**Exercise:**
Examine the material below. Gather every line in which the string "geometry" appears.

Dataset items

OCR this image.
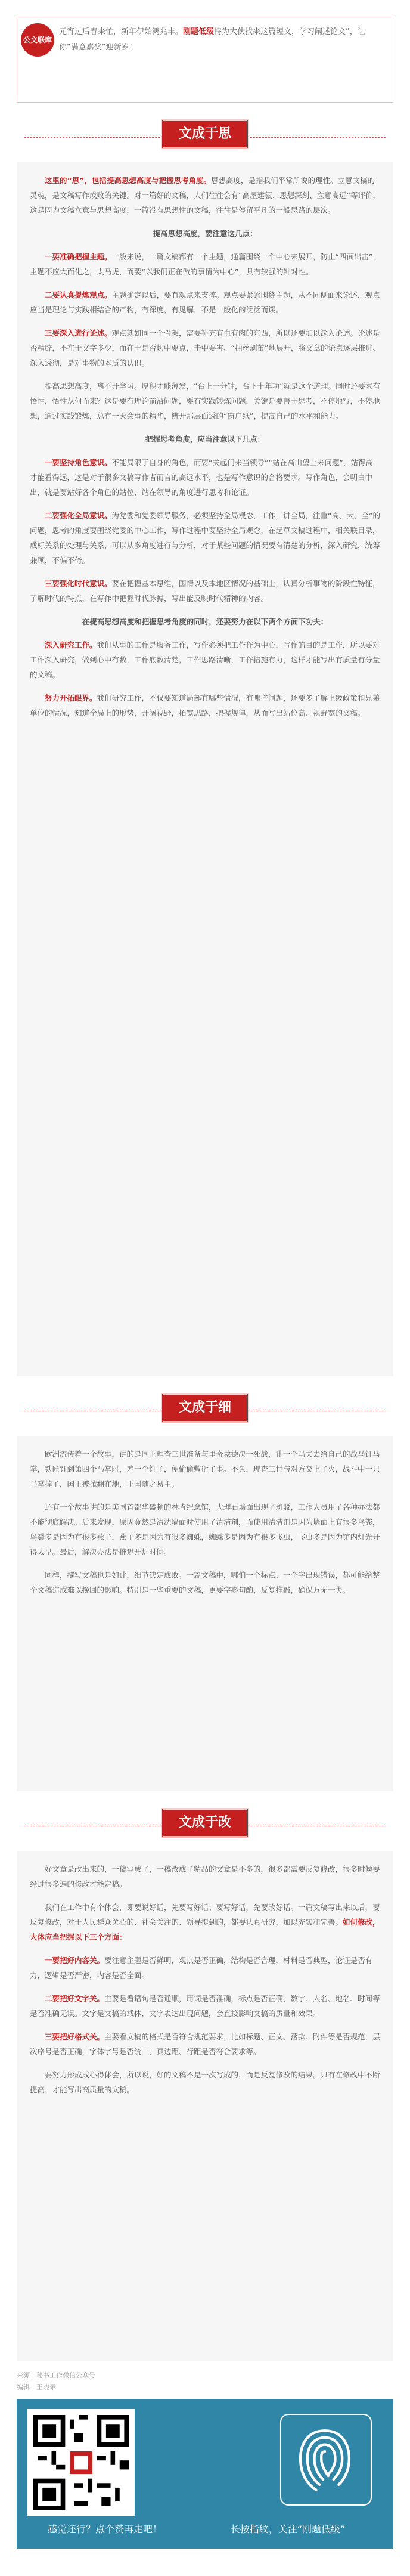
公文联库
元宵过后春来忙，新年伊始鸿兆丰。刚题低级特为大伙找来这篇短文，学习阐述论文”，让你“满意嘉奖”迎新岁！
文成于思

这里的“思”，包括提高思想高度与把握思考角度。思想高度，是指我们平常所说的理性。立意文稿的灵魂，是文稿写作成败的关键。对一篇好的文稿，人们往往会有“高屋建瓴、思想深刻、立意高远”等评价，这是因为文稿立意与思想高度，一篇没有思想性的文稿，往往是停留平凡的一般思路的层次。

提高思想高度，要注意这几点：

一要准确把握主题。一般来说，一篇文稿都有一个主题，通篇围绕一个中心来展开，防止“四面出击”，主题不应大而化之，太马虎，而要“以我们正在做的事情为中心”，具有较强的针对性。

二要认真提炼观点。主题确定以后，要有观点来支撑。观点要紧紧围绕主题，从不同侧面来论述，观点应当是理论与实践相结合的产物，有深度，有见解，不是一般化的泛泛而谈。

三要深入进行论述。观点就如同一个骨架，需要补充有血有肉的东西，所以还要加以深入论述。论述是否精辟，不在于文字多少，而在于是否切中要点，击中要害、“抽丝剥茧”地展开，将文章的论点逐层推进、深入透彻，是对事物的本质的认识。

提高思想高度，离不开学习。厚积才能薄发，“台上一分钟，台下十年功”就是这个道理。同时还要求有悟性，悟性从何而来？这是要有理论前沿问题，要有实践锻炼问题，关键是要善于思考，不停地写，不停地想，通过实践锻炼，总有一天会事的精华，辨开那层面透的“窗户纸”，提高自己的水平和能力。

把握思考角度，应当注意以下几点：

一要坚持角色意识。不能局限于自身的角色，而要“关起门来当领导”“站在高山望上来问题”，站得高才能看得远，这是对于很多文稿写作者而言的高远水平，也是写作意识的合格要求。写作角色，会明白中出，就是要站好各个角色的站位，站在领导的角度进行思考和论证。

二要强化全局意识。为党委和党委领导服务，必须坚持全局观念，工作，讲全局，注重“高、大、全”的问题，思考的角度要围绕党委的中心工作，写作过程中要坚持全局观念，在起草文稿过程中，相关联目录，成标关系的处理与关系，可以从多角度进行与分析，对于某些问题的情况要有清楚的分析，深入研究，统筹兼顾，不偏不倚。

三要强化时代意识。要在把握基本思维，国情以及本地区情况的基础上，认真分析事物的阶段性特征，了解时代的特点，在写作中把握时代脉搏，写出能反映时代精神的内容。

在提高思想高度和把握思考角度的同时，还要努力在以下两个方面下功夫：

深入研究工作。我们从事的工作是服务工作，写作必须把工作作为中心，写作的目的是工作，所以要对工作深入研究，做到心中有数，工作底数清楚，工作思路清晰，工作措施有力，这样才能写出有质量有分量的文稿。

努力开拓眼界。我们研究工作，不仅要知道局部有哪些情况，有哪些问题，还要多了解上级政策和兄弟单位的情况，知道全局上的形势，开阔视野，拓宽思路，把握规律，从而写出站位高、视野宽的文稿。

文成于细

欧洲流传着一个故事，讲的是国王理查三世准备与里奇蒙德决一死战，让一个马夫去给自己的战马钉马掌，铁匠钉到第四个马掌时，差一个钉子，便偷偷敷衍了事。不久，理查三世与对方交上了火，战斗中一只马掌掉了，国王被掀翻在地，王国随之易主。

还有一个故事讲的是美国首都华盛顿的林肯纪念馆，大理石墙面出现了斑驳，工作人员用了各种办法都不能彻底解决。后来发现，原因竟然是清洗墙面时使用了清洁剂，而使用清洁剂是因为墙面上有很多鸟粪，鸟粪多是因为有很多燕子，燕子多是因为有很多蜘蛛，蜘蛛多是因为有很多飞虫，飞虫多是因为馆内灯光开得太早。最后，解决办法是推迟开灯时间。

同样，撰写文稿也是如此，细节决定成败。一篇文稿中，哪怕一个标点、一个字出现错误，都可能给整个文稿造成难以挽回的影响。特别是一些重要的文稿，更要字斟句酌，反复推敲，确保万无一失。

文成于改

好文章是改出来的，一稿写成了，一稿改成了精品的文章是不多的，很多都需要反复修改，很多时候要经过很多遍的修改才能定稿。

我们在工作中有个体会，即要说好话，先要写好话；要写好话，先要改好话。一篇文稿写出来以后，要反复修改，对于人民群众关心的、社会关注的、领导提到的，都要认真研究，加以充实和完善。如何修改，大体应当把握以下三个方面：

一要把好内容关。要注意主题是否鲜明，观点是否正确，结构是否合理，材料是否典型，论证是否有力，逻辑是否严密，内容是否全面。

二要把好文字关。主要是看语句是否通顺，用词是否准确，标点是否正确，数字、人名、地名、时间等是否准确无误。文字是文稿的载体，文字表达出现问题，会直接影响文稿的质量和效果。

三要把好格式关。主要看文稿的格式是否符合规范要求，比如标题、正文、落款、附件等是否规范，层次序号是否正确，字体字号是否统一，页边距、行距是否符合要求等。

要努力形成成心得体会，所以说，好的文稿不是一次写成的，而是反复修改的结果。只有在修改中不断提高，才能写出高质量的文稿。

来源｜秘书工作微信公众号
编辑｜王晓录
感觉还行？点个赞再走吧！	长按指纹，关注“刚题低级”
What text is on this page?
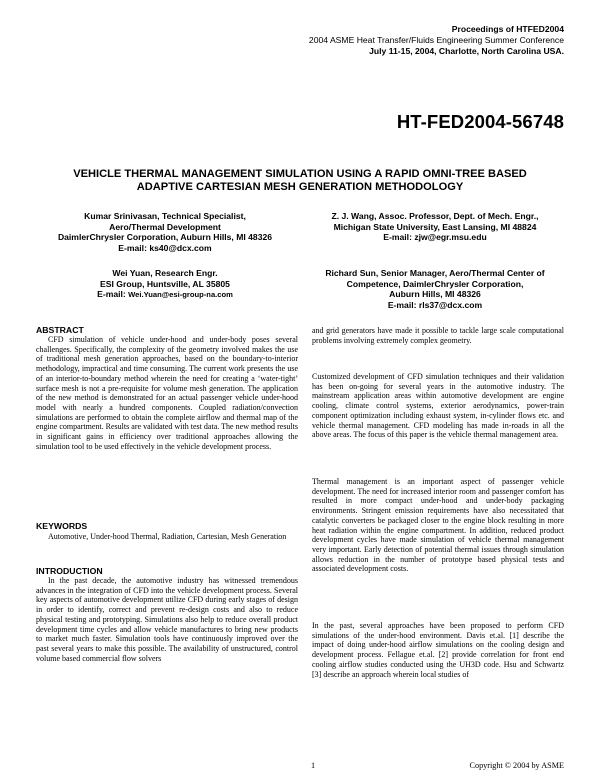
Proceedings of HTFED2004
2004 ASME Heat Transfer/Fluids Engineering Summer Conference
July 11-15, 2004, Charlotte, North Carolina USA.
HT-FED2004-56748
VEHICLE THERMAL MANAGEMENT SIMULATION USING A RAPID OMNI-TREE BASED
ADAPTIVE CARTESIAN MESH GENERATION METHODOLOGY
Kumar Srinivasan, Technical Specialist,
Aero/Thermal Development
DaimlerChrysler Corporation, Auburn Hills, MI 48326
E-mail: ks40@dcx.com
Z. J. Wang, Assoc. Professor, Dept. of Mech. Engr.,
Michigan State University, East Lansing, MI 48824
E-mail: zjw@egr.msu.edu
Wei Yuan, Research Engr.
ESI Group, Huntsville, AL 35805
E-mail: Wei.Yuan@esi-group-na.com
Richard Sun, Senior Manager, Aero/Thermal Center of
Competence, DaimlerChrysler Corporation,
Auburn Hills, MI 48326
E-mail: rls37@dcx.com
ABSTRACT
CFD simulation of vehicle under-hood and under-body poses several challenges. Specifically, the complexity of the geometry involved makes the use of traditional mesh generation approaches, based on the boundary-to-interior methodology, impractical and time consuming. The current work presents the use of an interior-to-boundary method wherein the need for creating a ‘water-tight’ surface mesh is not a pre-requisite for volume mesh generation. The application of the new method is demonstrated for an actual passenger vehicle under-hood model with nearly a hundred components. Coupled radiation/convection simulations are performed to obtain the complete airflow and thermal map of the engine compartment. Results are validated with test data. The new method results in significant gains in efficiency over traditional approaches allowing the simulation tool to be used effectively in the vehicle development process.
KEYWORDS
Automotive, Under-hood Thermal, Radiation, Cartesian, Mesh Generation
INTRODUCTION
In the past decade, the automotive industry has witnessed tremendous advances in the integration of CFD into the vehicle development process. Several key aspects of automotive development utilize CFD during early stages of design in order to identify, correct and prevent re-design costs and also to reduce physical testing and prototyping. Simulations also help to reduce overall product development time cycles and allow vehicle manufactures to bring new products to market much faster. Simulation tools have continuously improved over the past several years to make this possible. The availability of unstructured, control volume based commercial flow solvers
and grid generators have made it possible to tackle large scale computational problems involving extremely complex geometry.
Customized development of CFD simulation techniques and their validation has been on-going for several years in the automotive industry. The mainstream application areas within automotive development are engine cooling, climate control systems, exterior aerodynamics, power-train component optimization including exhaust system, in-cylinder flows etc. and vehicle thermal management. CFD modeling has made in-roads in all the above areas. The focus of this paper is the vehicle thermal management area.
Thermal management is an important aspect of passenger vehicle development. The need for increased interior room and passenger comfort has resulted in more compact under-hood and under-body packaging environments. Stringent emission requirements have also necessitated that catalytic converters be packaged closer to the engine block resulting in more heat radiation within the engine compartment. In addition, reduced product development cycles have made simulation of vehicle thermal management very important. Early detection of potential thermal issues through simulation allows reduction in the number of prototype based physical tests and associated development costs.
In the past, several approaches have been proposed to perform CFD simulations of the under-hood environment. Davis et.al. [1] describe the impact of doing under-hood airflow simulations on the cooling design and development process. Fellague et.al. [2] provide correlation for front end cooling airflow studies conducted using the UH3D code. Hsu and Schwartz [3] describe an approach wherein local studies of
1	Copyright © 2004 by ASME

**Solution to this task:**
CFD simulation of vehicle under-hood and under-body poses several challenges. Specifically, the complexity of the geometry involved makes the use of traditional mesh generation approaches, based on the boundary-to-interior methodology, impractical and time consuming. The current work presents the use of an interior-to-boundary method wherein the need for creating a ‘water-tight’ surface mesh is not a pre-requisite for volume mesh generation. The application of the new method is demonstrated for an actual passenger vehicle under-hood model with nearly a hundred components. Coupled radiation/convection simulations are performed to obtain the complete airflow and thermal map of the engine compartment. Results are validated with test data. The new method results in significant gains in efficiency over traditional approaches allowing the simulation tool to be used effectively in the vehicle development process.
and grid generators have made it possible to tackle large scale computational problems involving extremely complex geometry.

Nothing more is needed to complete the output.